§ **WHAT YOU WILL DO**
Please copy out the lines below word for word, leaving every character unchanged.

+ + +

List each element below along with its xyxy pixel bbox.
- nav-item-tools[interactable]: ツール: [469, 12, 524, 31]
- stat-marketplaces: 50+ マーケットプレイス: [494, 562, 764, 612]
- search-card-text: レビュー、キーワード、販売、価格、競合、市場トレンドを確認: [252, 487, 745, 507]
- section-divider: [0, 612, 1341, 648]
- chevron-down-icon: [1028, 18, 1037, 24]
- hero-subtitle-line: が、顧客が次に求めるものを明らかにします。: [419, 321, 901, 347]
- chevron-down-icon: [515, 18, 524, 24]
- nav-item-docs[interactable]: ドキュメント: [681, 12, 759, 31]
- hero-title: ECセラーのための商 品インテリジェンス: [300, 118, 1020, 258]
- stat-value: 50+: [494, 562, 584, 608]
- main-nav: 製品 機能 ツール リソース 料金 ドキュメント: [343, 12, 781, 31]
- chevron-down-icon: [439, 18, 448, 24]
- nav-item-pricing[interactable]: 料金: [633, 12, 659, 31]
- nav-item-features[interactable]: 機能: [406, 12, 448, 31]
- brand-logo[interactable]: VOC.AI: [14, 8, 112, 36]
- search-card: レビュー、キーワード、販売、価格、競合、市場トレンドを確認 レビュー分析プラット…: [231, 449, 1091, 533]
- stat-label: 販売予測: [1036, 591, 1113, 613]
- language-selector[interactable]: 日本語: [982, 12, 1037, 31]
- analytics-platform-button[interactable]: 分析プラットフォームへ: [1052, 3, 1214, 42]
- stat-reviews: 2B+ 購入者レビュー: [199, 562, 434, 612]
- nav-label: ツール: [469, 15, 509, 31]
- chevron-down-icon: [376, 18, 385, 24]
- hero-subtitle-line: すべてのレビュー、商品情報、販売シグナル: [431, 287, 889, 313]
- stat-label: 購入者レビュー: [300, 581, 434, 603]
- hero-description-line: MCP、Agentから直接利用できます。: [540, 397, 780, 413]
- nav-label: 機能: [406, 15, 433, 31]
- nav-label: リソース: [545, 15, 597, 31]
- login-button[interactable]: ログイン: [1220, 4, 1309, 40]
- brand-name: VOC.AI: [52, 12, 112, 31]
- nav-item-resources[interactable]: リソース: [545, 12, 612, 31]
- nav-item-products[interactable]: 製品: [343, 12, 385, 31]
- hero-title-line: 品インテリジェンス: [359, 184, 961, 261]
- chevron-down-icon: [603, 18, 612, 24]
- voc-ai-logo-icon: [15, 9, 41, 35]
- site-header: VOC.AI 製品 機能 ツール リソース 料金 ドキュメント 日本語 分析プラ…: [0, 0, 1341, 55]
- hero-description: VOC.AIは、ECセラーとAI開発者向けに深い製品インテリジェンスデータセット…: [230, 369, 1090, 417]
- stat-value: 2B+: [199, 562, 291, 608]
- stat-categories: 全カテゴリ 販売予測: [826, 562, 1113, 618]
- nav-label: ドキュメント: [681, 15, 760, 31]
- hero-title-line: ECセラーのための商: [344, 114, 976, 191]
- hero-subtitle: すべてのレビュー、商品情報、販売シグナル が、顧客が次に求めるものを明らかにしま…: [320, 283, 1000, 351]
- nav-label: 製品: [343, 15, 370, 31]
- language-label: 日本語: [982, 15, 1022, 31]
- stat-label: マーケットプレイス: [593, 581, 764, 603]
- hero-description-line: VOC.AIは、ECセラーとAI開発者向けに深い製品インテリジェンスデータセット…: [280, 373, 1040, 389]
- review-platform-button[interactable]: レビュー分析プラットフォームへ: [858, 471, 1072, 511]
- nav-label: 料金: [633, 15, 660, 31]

+ + +

§ **SOLUTION TO THIS PROBLEM**
List each element below along with its xyxy pixel bbox.
- nav-item-tools[interactable]: ツール: [469, 12, 524, 31]
- stat-marketplaces: 50+ マーケットプレイス: [494, 562, 764, 612]
- search-card-text: レビュー、キーワード、販売、価格、競合、市場トレンドを確認: [252, 487, 745, 507]
- section-divider: [0, 612, 1341, 648]
- chevron-down-icon: [1028, 18, 1037, 24]
- hero-subtitle-line: が、顧客が次に求めるものを明らかにします。: [419, 321, 901, 347]
- chevron-down-icon: [515, 18, 524, 24]
- nav-item-docs[interactable]: ドキュメント: [681, 12, 759, 31]
- hero-title: ECセラーのための商 品インテリジェンス: [300, 118, 1020, 258]
- stat-value: 50+: [494, 562, 584, 608]
- main-nav: 製品 機能 ツール リソース 料金 ドキュメント: [343, 12, 781, 31]
- chevron-down-icon: [439, 18, 448, 24]
- nav-item-pricing[interactable]: 料金: [633, 12, 659, 31]
- nav-item-features[interactable]: 機能: [406, 12, 448, 31]
- brand-logo[interactable]: VOC.AI: [14, 8, 112, 36]
- search-card: レビュー、キーワード、販売、価格、競合、市場トレンドを確認 レビュー分析プラット…: [231, 449, 1091, 533]
- stat-label: 販売予測: [1036, 591, 1113, 613]
- language-selector[interactable]: 日本語: [982, 12, 1037, 31]
- analytics-platform-button[interactable]: 分析プラットフォームへ: [1052, 3, 1214, 42]
- stat-reviews: 2B+ 購入者レビュー: [199, 562, 434, 612]
- nav-label: ツール: [469, 15, 509, 31]
- chevron-down-icon: [376, 18, 385, 24]
- hero-subtitle-line: すべてのレビュー、商品情報、販売シグナル: [431, 287, 889, 313]
- stat-label: 購入者レビュー: [300, 581, 434, 603]
- hero-description-line: MCP、Agentから直接利用できます。: [540, 397, 780, 413]
- nav-label: 機能: [406, 15, 433, 31]
- nav-label: リソース: [545, 15, 597, 31]
- login-button[interactable]: ログイン: [1220, 4, 1309, 40]
- brand-name: VOC.AI: [52, 12, 112, 31]
- nav-item-resources[interactable]: リソース: [545, 12, 612, 31]
- nav-item-products[interactable]: 製品: [343, 12, 385, 31]
- hero-title-line: 品インテリジェンス: [359, 184, 961, 261]
- chevron-down-icon: [603, 18, 612, 24]
- voc-ai-logo-icon: [15, 9, 41, 35]
- site-header: VOC.AI 製品 機能 ツール リソース 料金 ドキュメント 日本語 分析プラ…: [0, 0, 1341, 55]
- hero-description: VOC.AIは、ECセラーとAI開発者向けに深い製品インテリジェンスデータセット…: [230, 369, 1090, 417]
- stat-value: 2B+: [199, 562, 291, 608]
- stat-categories: 全カテゴリ 販売予測: [826, 562, 1113, 618]
- nav-label: ドキュメント: [681, 15, 760, 31]
- hero-title-line: ECセラーのための商: [344, 114, 976, 191]
- hero-subtitle: すべてのレビュー、商品情報、販売シグナル が、顧客が次に求めるものを明らかにしま…: [320, 283, 1000, 351]
- nav-label: 製品: [343, 15, 370, 31]
- language-label: 日本語: [982, 15, 1022, 31]
- stat-label: マーケットプレイス: [593, 581, 764, 603]
- hero-description-line: VOC.AIは、ECセラーとAI開発者向けに深い製品インテリジェンスデータセット…: [280, 373, 1040, 389]
- review-platform-button[interactable]: レビュー分析プラットフォームへ: [858, 471, 1072, 511]
- nav-label: 料金: [633, 15, 660, 31]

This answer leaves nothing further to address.